>> START DATA TO USE

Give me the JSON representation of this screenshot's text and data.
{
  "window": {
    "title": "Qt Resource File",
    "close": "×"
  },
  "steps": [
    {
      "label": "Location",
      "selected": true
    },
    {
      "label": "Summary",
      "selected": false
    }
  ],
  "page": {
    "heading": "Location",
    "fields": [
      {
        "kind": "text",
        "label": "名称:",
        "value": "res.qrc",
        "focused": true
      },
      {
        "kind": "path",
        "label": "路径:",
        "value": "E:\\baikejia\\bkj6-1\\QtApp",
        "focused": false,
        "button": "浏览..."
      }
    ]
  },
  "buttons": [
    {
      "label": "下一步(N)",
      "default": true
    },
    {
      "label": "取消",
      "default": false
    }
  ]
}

>> END DATA TO USE
>> START DATA TO USE

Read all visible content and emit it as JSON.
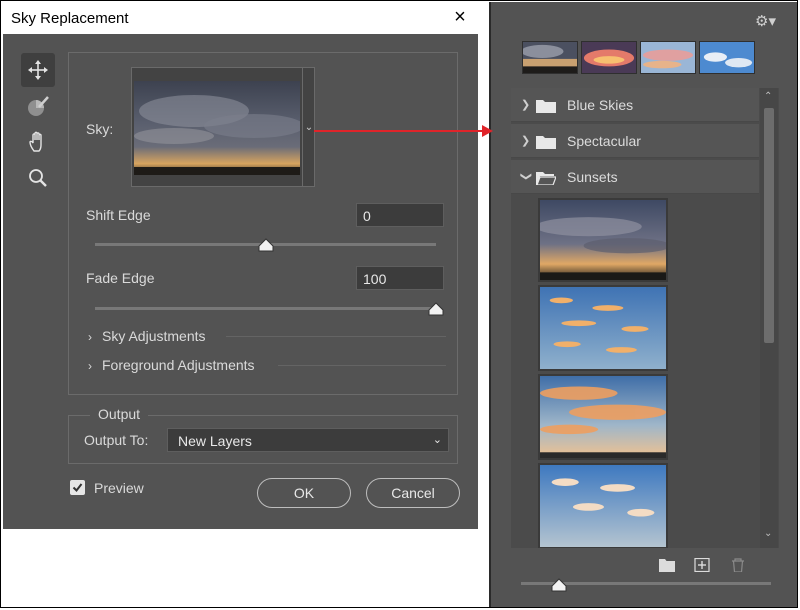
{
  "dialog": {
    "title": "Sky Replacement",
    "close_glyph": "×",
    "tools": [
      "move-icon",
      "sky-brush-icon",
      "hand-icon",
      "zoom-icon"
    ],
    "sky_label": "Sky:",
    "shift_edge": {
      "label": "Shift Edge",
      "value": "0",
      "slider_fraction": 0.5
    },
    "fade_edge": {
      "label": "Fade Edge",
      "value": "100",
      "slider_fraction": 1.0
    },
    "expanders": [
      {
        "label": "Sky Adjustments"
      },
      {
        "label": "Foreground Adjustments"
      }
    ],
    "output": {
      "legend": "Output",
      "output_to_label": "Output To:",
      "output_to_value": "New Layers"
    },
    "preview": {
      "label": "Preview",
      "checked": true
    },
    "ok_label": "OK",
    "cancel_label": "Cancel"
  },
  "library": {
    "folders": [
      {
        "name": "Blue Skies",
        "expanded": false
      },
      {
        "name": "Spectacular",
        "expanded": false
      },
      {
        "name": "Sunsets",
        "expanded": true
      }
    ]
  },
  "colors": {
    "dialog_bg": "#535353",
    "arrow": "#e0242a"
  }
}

>> END DATA TO USE
>> START DATA TO USE

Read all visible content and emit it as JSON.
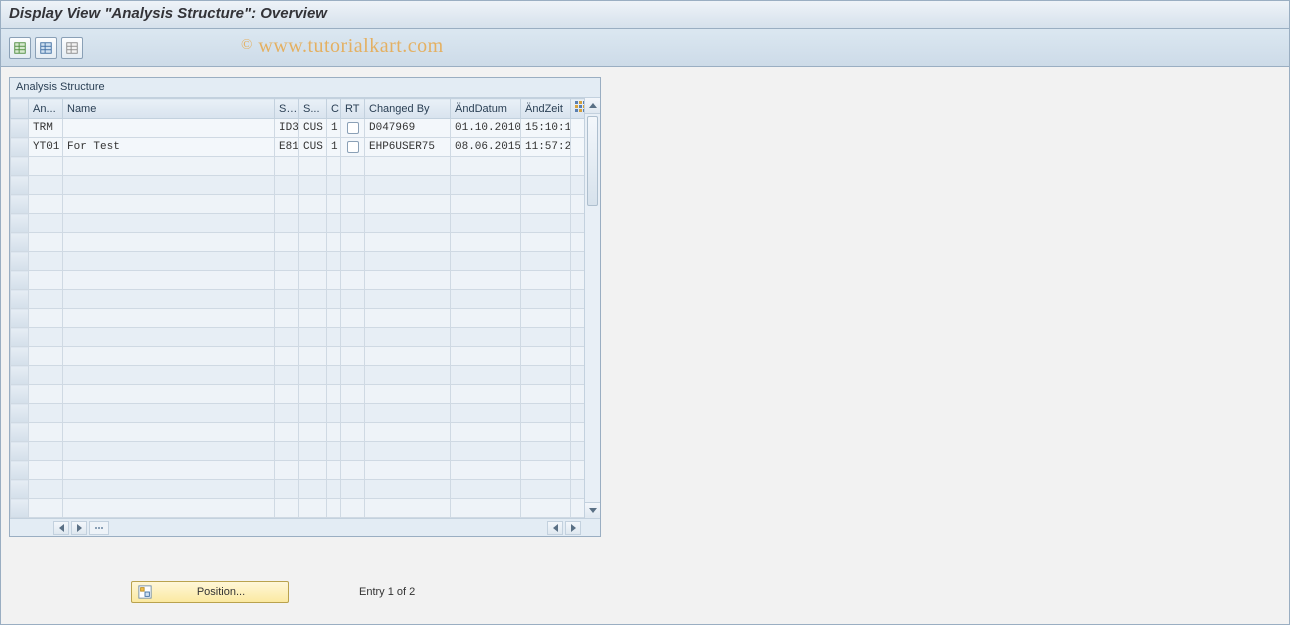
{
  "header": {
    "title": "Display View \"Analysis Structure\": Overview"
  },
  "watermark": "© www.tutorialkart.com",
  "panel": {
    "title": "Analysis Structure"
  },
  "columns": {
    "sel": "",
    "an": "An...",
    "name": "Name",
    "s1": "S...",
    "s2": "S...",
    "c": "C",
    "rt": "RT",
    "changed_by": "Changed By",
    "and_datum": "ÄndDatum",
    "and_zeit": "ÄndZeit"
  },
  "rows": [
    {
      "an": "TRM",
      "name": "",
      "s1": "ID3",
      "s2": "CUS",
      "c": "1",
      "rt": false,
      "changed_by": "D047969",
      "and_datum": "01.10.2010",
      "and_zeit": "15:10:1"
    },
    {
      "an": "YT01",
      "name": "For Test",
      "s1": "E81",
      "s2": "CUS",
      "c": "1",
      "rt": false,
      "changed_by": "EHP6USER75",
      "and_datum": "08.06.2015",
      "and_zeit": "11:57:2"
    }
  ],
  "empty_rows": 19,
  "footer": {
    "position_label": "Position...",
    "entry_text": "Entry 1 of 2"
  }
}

>> END DATA TO USE

■ **THE EXERCISE**: Every line in the data above that contains "icon" needs to be copied.

■ **OUTPUT FOR THIS EXERCISE**:
      "move-icon",
      "sky-brush-icon",
      "hand-icon",
      "zoom-icon"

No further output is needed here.